### Provided entries:

— START —

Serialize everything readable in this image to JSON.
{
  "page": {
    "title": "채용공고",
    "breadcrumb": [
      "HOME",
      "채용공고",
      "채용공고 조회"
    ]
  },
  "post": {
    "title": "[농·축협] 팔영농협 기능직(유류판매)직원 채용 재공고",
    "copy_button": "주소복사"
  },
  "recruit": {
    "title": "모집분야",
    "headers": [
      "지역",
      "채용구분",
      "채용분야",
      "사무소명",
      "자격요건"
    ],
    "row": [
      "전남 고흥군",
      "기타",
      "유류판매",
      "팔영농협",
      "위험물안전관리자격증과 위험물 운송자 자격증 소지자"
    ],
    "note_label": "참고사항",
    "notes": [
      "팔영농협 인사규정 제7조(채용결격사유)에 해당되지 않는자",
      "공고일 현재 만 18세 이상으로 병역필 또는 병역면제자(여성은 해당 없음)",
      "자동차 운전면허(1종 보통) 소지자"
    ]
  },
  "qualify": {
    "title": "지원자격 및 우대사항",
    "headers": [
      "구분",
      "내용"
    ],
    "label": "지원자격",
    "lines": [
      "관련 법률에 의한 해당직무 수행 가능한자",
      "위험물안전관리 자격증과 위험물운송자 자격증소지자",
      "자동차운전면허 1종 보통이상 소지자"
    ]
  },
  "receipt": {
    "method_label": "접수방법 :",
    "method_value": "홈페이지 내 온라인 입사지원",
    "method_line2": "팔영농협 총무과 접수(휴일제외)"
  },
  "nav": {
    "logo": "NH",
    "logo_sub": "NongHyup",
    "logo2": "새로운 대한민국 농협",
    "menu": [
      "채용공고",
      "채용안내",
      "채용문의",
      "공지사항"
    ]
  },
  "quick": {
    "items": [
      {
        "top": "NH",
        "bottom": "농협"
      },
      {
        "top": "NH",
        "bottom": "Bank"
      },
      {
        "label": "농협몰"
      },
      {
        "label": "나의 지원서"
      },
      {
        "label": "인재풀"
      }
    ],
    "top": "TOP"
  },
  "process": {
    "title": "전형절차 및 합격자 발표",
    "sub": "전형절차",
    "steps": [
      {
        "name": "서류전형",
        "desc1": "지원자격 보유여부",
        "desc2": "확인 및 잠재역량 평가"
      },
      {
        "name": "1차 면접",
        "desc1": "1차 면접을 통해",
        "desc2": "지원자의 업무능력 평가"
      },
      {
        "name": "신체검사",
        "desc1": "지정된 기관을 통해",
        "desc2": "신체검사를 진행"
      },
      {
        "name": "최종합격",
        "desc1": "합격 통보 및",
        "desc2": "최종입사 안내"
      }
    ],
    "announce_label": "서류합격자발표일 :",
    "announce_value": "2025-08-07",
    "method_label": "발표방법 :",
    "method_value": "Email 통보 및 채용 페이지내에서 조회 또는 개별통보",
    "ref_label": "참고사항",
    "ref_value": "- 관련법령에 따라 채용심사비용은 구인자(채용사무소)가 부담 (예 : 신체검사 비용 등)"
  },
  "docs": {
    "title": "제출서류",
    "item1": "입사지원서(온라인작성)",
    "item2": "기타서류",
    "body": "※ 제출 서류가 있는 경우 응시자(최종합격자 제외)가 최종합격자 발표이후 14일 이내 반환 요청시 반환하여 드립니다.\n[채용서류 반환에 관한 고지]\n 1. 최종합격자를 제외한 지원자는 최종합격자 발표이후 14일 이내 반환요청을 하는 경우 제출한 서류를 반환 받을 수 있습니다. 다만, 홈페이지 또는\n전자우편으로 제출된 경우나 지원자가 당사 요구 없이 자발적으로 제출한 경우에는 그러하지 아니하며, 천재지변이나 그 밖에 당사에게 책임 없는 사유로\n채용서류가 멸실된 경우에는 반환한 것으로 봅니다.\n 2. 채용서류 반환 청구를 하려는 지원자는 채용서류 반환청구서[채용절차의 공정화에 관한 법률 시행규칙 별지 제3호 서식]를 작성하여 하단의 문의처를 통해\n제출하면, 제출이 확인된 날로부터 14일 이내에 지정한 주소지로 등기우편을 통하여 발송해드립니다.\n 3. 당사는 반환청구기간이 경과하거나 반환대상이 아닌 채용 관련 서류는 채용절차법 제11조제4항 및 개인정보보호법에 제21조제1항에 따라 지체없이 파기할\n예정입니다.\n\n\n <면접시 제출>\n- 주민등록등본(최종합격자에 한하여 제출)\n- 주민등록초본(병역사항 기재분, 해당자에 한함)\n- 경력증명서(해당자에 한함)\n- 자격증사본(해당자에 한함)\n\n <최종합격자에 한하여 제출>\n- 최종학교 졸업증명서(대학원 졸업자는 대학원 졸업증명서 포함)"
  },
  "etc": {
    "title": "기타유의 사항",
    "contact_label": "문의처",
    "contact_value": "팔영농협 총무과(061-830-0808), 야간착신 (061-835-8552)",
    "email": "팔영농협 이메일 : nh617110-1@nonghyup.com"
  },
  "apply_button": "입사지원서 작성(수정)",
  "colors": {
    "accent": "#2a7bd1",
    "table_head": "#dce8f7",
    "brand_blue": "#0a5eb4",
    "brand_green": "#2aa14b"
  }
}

— END —

### Directions for this task:
Return each line that includes "유류판매".

### The answer:
    "title": "[농·축협] 팔영농협 기능직(유류판매)직원 채용 재공고",
      "유류판매",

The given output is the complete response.